WORK REQUIRED: Look for the word "Juden" in the entries below, then copy every line that has it.

BEGIN

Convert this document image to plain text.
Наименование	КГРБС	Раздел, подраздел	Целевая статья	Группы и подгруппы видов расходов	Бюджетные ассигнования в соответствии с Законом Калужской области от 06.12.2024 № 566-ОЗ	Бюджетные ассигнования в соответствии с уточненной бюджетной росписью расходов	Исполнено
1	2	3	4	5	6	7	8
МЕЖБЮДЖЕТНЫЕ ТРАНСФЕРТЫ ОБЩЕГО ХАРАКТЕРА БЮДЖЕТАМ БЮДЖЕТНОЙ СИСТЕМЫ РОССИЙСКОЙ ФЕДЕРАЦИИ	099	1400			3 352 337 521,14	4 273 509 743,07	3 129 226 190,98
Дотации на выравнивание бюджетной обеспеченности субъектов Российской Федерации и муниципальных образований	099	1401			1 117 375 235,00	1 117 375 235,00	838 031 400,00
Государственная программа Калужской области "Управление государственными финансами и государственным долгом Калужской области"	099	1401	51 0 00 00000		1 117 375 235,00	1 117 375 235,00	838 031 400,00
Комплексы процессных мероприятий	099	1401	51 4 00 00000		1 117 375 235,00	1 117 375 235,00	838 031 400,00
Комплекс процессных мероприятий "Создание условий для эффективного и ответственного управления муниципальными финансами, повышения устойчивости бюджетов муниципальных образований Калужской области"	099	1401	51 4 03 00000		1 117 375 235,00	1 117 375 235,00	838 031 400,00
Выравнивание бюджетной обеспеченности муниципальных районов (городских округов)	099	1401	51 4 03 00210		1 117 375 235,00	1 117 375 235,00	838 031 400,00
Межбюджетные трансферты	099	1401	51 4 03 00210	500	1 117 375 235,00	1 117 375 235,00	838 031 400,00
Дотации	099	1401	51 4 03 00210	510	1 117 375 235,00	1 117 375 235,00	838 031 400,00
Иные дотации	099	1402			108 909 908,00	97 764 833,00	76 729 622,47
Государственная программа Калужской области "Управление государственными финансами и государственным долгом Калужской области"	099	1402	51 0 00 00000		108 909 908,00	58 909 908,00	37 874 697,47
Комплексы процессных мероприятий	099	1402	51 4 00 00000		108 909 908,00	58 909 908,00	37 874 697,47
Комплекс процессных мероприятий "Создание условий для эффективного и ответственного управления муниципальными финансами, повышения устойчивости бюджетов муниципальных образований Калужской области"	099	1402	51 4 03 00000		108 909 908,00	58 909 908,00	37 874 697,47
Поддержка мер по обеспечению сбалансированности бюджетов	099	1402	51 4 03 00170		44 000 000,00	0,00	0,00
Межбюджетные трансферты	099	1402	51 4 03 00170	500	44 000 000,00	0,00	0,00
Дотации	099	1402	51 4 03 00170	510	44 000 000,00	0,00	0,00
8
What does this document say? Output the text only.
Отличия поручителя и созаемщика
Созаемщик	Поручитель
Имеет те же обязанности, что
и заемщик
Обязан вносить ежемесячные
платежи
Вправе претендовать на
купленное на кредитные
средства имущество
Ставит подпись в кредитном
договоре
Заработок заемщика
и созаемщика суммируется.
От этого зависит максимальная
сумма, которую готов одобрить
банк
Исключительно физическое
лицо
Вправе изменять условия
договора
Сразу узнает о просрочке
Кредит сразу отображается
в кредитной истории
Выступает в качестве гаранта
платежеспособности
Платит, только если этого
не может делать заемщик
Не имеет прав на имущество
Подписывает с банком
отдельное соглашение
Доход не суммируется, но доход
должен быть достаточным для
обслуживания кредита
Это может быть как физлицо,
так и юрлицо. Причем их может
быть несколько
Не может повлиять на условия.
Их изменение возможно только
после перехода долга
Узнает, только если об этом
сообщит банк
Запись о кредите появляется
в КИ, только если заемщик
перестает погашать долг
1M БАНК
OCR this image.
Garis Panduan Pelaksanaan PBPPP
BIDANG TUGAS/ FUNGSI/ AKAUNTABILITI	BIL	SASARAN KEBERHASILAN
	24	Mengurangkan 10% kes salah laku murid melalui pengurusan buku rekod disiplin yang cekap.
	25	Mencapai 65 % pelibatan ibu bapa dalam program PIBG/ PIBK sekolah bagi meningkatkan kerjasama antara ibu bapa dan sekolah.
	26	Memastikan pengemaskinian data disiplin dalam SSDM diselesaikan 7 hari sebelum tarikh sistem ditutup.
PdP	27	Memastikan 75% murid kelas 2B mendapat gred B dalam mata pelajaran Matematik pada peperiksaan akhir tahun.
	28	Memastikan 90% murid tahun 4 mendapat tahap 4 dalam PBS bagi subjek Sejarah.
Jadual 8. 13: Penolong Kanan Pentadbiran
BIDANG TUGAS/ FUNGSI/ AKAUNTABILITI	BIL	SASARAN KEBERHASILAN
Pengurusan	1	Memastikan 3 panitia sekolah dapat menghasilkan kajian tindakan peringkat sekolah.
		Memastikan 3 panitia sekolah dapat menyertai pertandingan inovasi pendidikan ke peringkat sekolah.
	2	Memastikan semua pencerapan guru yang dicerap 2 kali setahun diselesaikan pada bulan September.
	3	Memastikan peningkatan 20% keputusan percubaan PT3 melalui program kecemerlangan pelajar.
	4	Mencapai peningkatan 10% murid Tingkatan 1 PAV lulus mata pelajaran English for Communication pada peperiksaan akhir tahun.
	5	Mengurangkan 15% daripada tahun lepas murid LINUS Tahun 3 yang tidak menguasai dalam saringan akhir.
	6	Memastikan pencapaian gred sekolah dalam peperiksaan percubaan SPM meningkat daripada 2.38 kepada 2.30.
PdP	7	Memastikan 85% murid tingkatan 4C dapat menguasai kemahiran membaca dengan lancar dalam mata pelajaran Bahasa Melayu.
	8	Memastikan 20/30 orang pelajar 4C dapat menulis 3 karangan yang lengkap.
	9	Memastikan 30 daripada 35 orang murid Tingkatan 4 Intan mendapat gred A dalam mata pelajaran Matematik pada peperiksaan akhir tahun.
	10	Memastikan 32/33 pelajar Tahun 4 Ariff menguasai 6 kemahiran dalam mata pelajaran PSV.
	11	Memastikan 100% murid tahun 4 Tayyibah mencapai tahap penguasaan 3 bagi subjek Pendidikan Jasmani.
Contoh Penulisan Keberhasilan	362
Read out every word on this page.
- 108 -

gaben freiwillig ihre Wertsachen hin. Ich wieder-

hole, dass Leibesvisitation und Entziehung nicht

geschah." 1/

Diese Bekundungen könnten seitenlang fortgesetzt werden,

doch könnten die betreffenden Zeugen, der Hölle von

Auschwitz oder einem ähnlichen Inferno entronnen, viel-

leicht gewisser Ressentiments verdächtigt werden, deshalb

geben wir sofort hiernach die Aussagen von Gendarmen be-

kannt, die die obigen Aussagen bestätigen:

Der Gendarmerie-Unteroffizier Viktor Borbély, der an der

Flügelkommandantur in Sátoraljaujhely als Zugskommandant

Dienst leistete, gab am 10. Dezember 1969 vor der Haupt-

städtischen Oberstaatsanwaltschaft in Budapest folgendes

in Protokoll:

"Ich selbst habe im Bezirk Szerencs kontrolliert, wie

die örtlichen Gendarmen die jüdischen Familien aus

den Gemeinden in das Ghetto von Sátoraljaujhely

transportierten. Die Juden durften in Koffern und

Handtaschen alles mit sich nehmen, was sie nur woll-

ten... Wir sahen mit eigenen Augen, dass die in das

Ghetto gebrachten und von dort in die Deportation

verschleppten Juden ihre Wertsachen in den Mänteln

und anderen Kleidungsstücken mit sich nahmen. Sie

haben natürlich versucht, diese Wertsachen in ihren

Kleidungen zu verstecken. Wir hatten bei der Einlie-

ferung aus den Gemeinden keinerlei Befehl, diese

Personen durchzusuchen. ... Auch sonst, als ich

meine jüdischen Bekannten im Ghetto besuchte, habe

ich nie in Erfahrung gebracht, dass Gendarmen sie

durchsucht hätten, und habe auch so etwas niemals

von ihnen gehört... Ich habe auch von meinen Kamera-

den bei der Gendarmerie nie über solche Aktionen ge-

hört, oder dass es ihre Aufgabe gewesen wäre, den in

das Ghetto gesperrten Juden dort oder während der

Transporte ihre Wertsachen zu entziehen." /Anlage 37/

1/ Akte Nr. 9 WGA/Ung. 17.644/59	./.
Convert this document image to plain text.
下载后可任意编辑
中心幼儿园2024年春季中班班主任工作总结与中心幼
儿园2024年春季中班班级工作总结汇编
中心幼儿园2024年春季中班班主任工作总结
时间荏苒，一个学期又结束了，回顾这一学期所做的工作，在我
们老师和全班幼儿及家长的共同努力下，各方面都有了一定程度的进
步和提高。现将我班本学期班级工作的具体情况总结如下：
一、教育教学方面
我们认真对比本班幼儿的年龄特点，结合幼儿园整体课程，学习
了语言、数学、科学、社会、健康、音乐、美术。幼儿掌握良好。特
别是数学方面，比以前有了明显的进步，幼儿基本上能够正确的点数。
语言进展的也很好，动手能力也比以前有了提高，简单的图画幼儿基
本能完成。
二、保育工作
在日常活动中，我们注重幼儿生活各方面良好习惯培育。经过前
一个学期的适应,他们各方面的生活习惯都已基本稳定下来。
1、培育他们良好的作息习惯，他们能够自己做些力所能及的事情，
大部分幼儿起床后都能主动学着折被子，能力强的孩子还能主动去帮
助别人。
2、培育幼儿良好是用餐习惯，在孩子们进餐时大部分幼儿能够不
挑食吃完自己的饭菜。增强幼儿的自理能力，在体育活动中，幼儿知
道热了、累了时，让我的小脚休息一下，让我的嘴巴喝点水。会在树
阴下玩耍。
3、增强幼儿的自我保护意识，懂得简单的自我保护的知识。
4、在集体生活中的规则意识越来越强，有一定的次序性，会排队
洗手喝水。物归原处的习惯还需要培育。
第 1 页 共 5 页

END

EXERCISE OUTPUT:
transportierten. Die Juden durften in Koffern und
verschleppten Juden ihre Wertsachen in den Mänteln
das Ghetto gesperrten Juden dort oder während der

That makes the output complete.